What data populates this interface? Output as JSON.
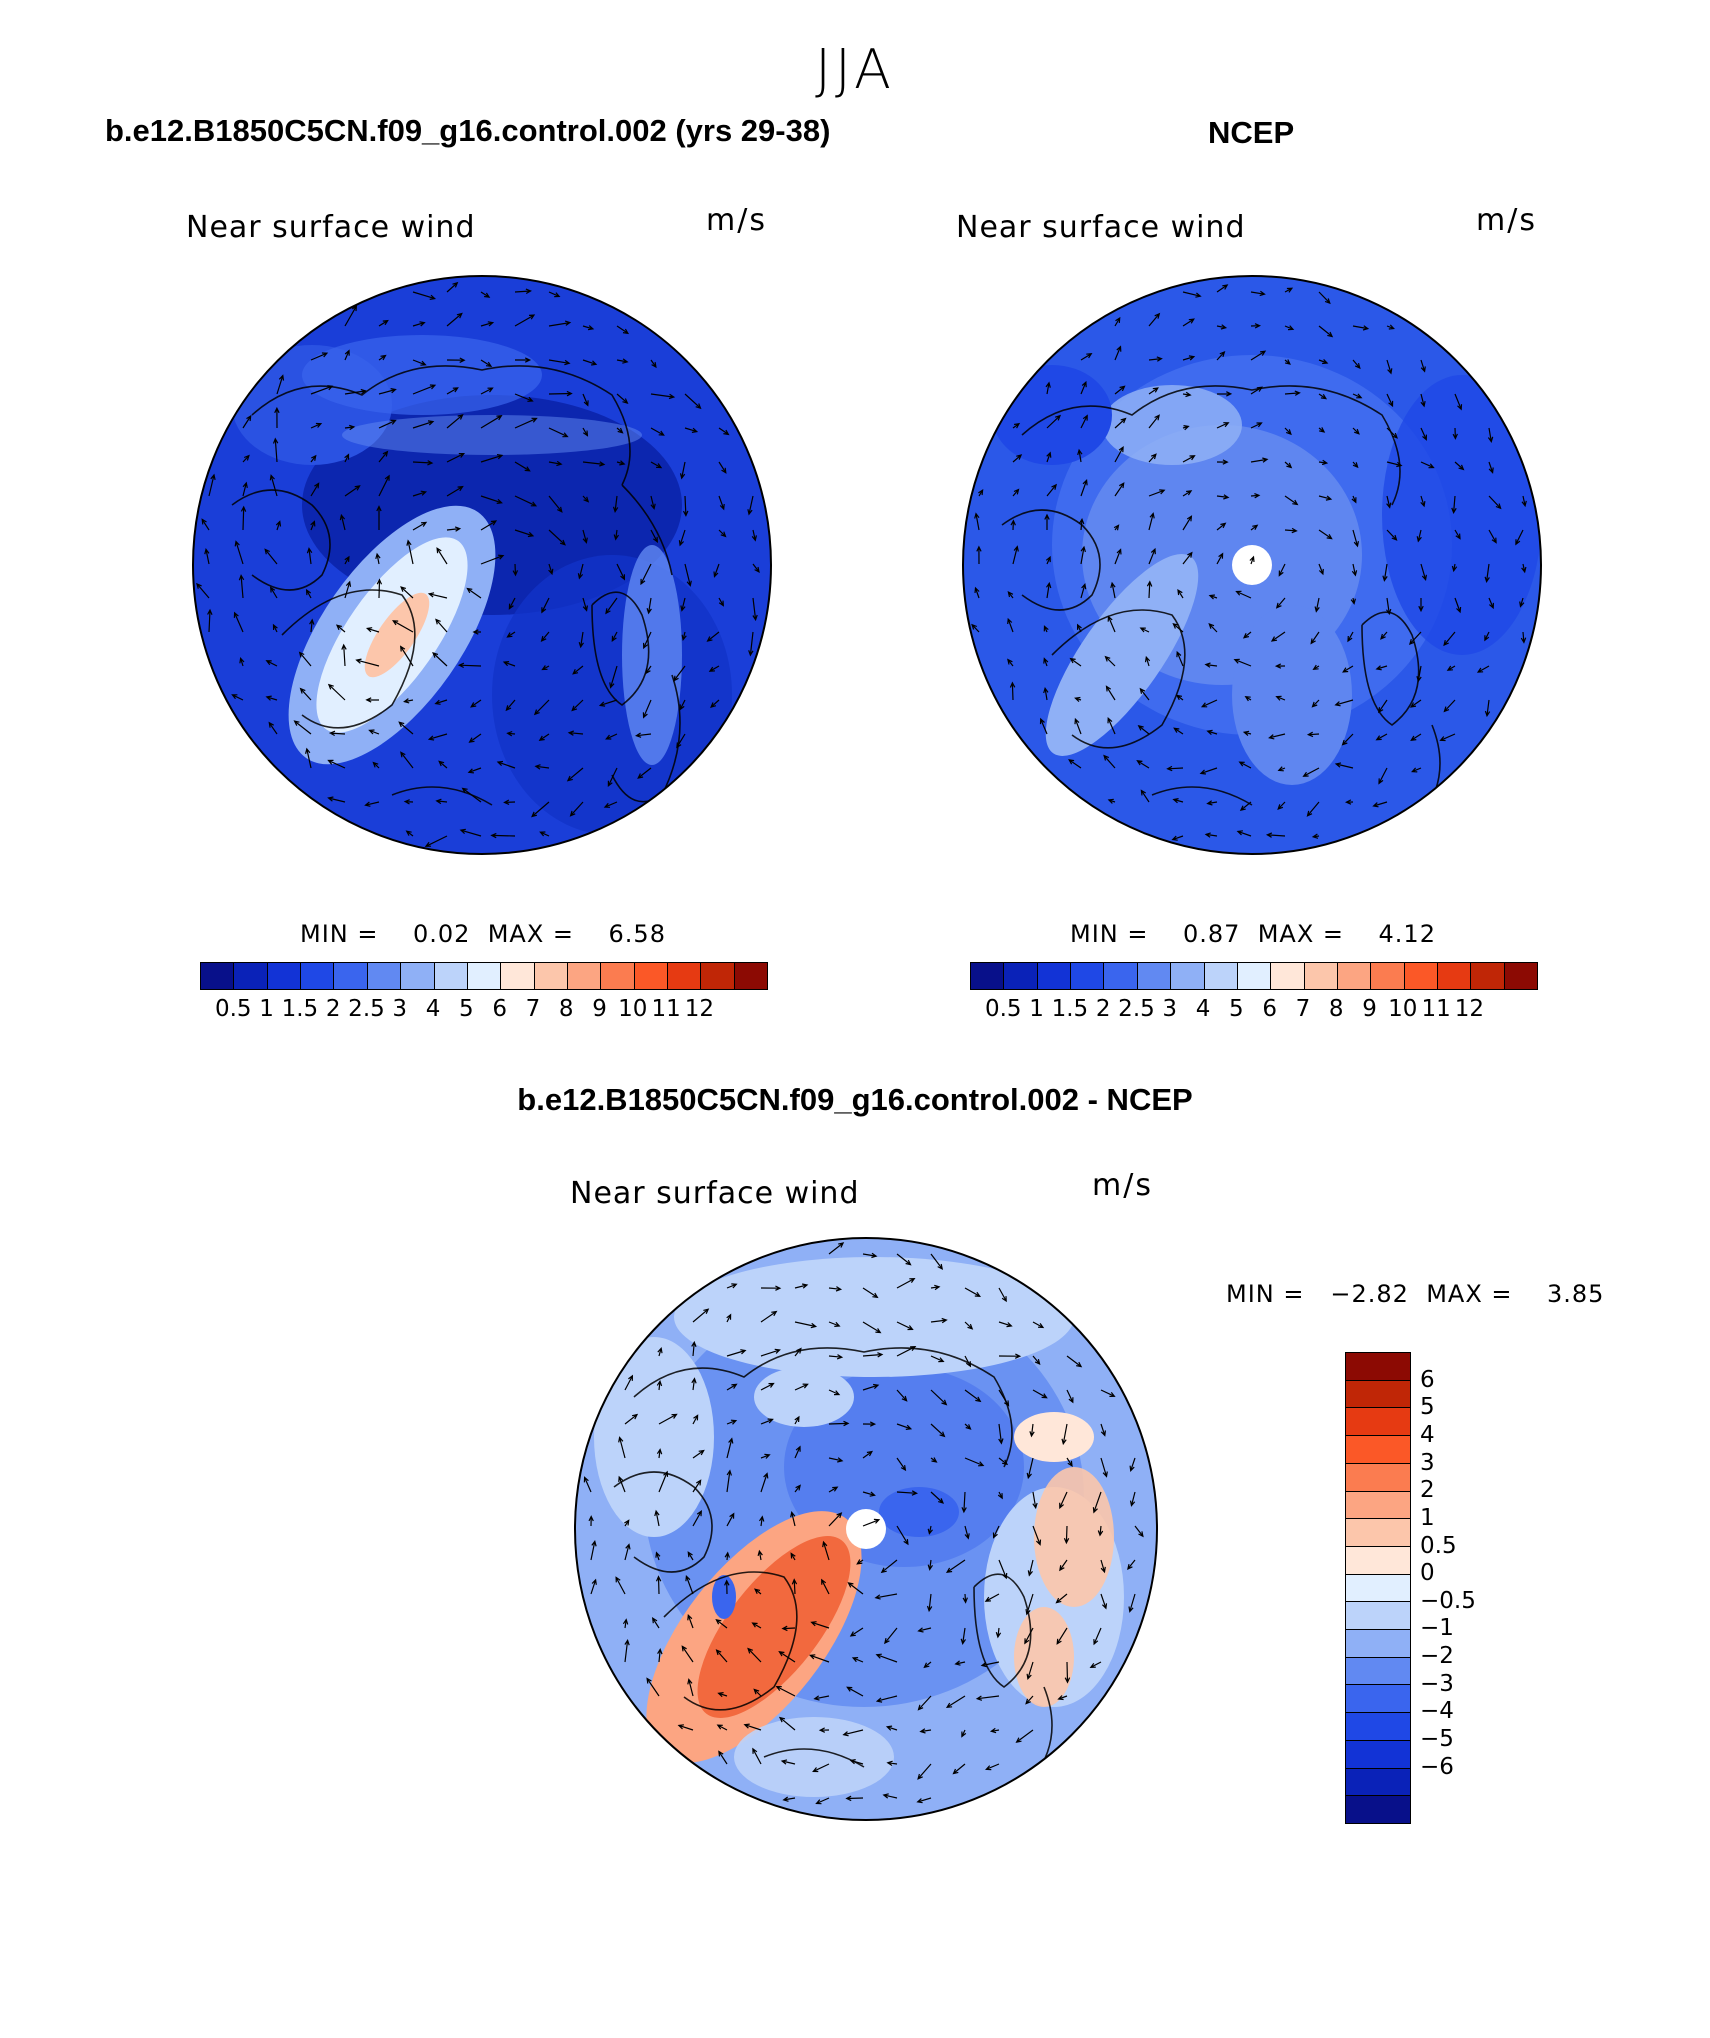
{
  "figure": {
    "title": "JJA"
  },
  "panels": {
    "model": {
      "title": "b.e12.B1850C5CN.f09_g16.control.002 (yrs 29-38)",
      "variable": "Near surface wind",
      "units": "m/s",
      "min_label": "MIN =",
      "min_value": "0.02",
      "max_label": "MAX =",
      "max_value": "6.58"
    },
    "obs": {
      "title": "NCEP",
      "variable": "Near surface wind",
      "units": "m/s",
      "min_label": "MIN =",
      "min_value": "0.87",
      "max_label": "MAX =",
      "max_value": "4.12"
    },
    "diff": {
      "title": "b.e12.B1850C5CN.f09_g16.control.002 - NCEP",
      "variable": "Near surface wind",
      "units": "m/s",
      "min_label": "MIN =",
      "min_value": "−2.82",
      "max_label": "MAX =",
      "max_value": "3.85"
    }
  },
  "colorbars": {
    "wind_speed": {
      "colors": [
        "#08108a",
        "#0a22b8",
        "#1233d6",
        "#1f48e6",
        "#3a65ee",
        "#6189f2",
        "#8fb0f6",
        "#bcd3fa",
        "#e1efff",
        "#ffe7d9",
        "#fcc6ab",
        "#fca582",
        "#fb7c50",
        "#fb5827",
        "#e63a12",
        "#c02606",
        "#8c0a03"
      ],
      "ticks": [
        "0.5",
        "1",
        "1.5",
        "2",
        "2.5",
        "3",
        "4",
        "5",
        "6",
        "7",
        "8",
        "9",
        "10",
        "11",
        "12"
      ]
    },
    "difference": {
      "colors": [
        "#8c0a03",
        "#c02606",
        "#e63a12",
        "#fb5827",
        "#fb7c50",
        "#fca582",
        "#fcc6ab",
        "#ffe7d9",
        "#e1efff",
        "#bcd3fa",
        "#8fb0f6",
        "#6189f2",
        "#3a65ee",
        "#1f48e6",
        "#1233d6",
        "#0a22b8",
        "#08108a"
      ],
      "ticks": [
        "6",
        "5",
        "4",
        "3",
        "2",
        "1",
        "0.5",
        "0",
        "−0.5",
        "−1",
        "−2",
        "−3",
        "−4",
        "−5",
        "−6"
      ]
    }
  },
  "map_colors": {
    "model_base": "#1a3ed8",
    "model_dark": "#0a22a8",
    "obs_base": "#2b58e8",
    "obs_light": "#5f86f0",
    "diff_base": "#6a92f2",
    "diff_light": "#bcd3fa",
    "diff_warm": "#f2693e",
    "diff_peach": "#fcc6ab"
  }
}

__________________________________________________

Produce an exact copy of each line of data, skipping embedded images.

What data populates this interface? Output as JSON.
{
  "figure": {
    "title": "JJA"
  },
  "panels": {
    "model": {
      "title": "b.e12.B1850C5CN.f09_g16.control.002 (yrs 29-38)",
      "variable": "Near surface wind",
      "units": "m/s",
      "min_label": "MIN =",
      "min_value": "0.02",
      "max_label": "MAX =",
      "max_value": "6.58"
    },
    "obs": {
      "title": "NCEP",
      "variable": "Near surface wind",
      "units": "m/s",
      "min_label": "MIN =",
      "min_value": "0.87",
      "max_label": "MAX =",
      "max_value": "4.12"
    },
    "diff": {
      "title": "b.e12.B1850C5CN.f09_g16.control.002 - NCEP",
      "variable": "Near surface wind",
      "units": "m/s",
      "min_label": "MIN =",
      "min_value": "−2.82",
      "max_label": "MAX =",
      "max_value": "3.85"
    }
  },
  "colorbars": {
    "wind_speed": {
      "colors": [
        "#08108a",
        "#0a22b8",
        "#1233d6",
        "#1f48e6",
        "#3a65ee",
        "#6189f2",
        "#8fb0f6",
        "#bcd3fa",
        "#e1efff",
        "#ffe7d9",
        "#fcc6ab",
        "#fca582",
        "#fb7c50",
        "#fb5827",
        "#e63a12",
        "#c02606",
        "#8c0a03"
      ],
      "ticks": [
        "0.5",
        "1",
        "1.5",
        "2",
        "2.5",
        "3",
        "4",
        "5",
        "6",
        "7",
        "8",
        "9",
        "10",
        "11",
        "12"
      ]
    },
    "difference": {
      "colors": [
        "#8c0a03",
        "#c02606",
        "#e63a12",
        "#fb5827",
        "#fb7c50",
        "#fca582",
        "#fcc6ab",
        "#ffe7d9",
        "#e1efff",
        "#bcd3fa",
        "#8fb0f6",
        "#6189f2",
        "#3a65ee",
        "#1f48e6",
        "#1233d6",
        "#0a22b8",
        "#08108a"
      ],
      "ticks": [
        "6",
        "5",
        "4",
        "3",
        "2",
        "1",
        "0.5",
        "0",
        "−0.5",
        "−1",
        "−2",
        "−3",
        "−4",
        "−5",
        "−6"
      ]
    }
  },
  "map_colors": {
    "model_base": "#1a3ed8",
    "model_dark": "#0a22a8",
    "obs_base": "#2b58e8",
    "obs_light": "#5f86f0",
    "diff_base": "#6a92f2",
    "diff_light": "#bcd3fa",
    "diff_warm": "#f2693e",
    "diff_peach": "#fcc6ab"
  }
}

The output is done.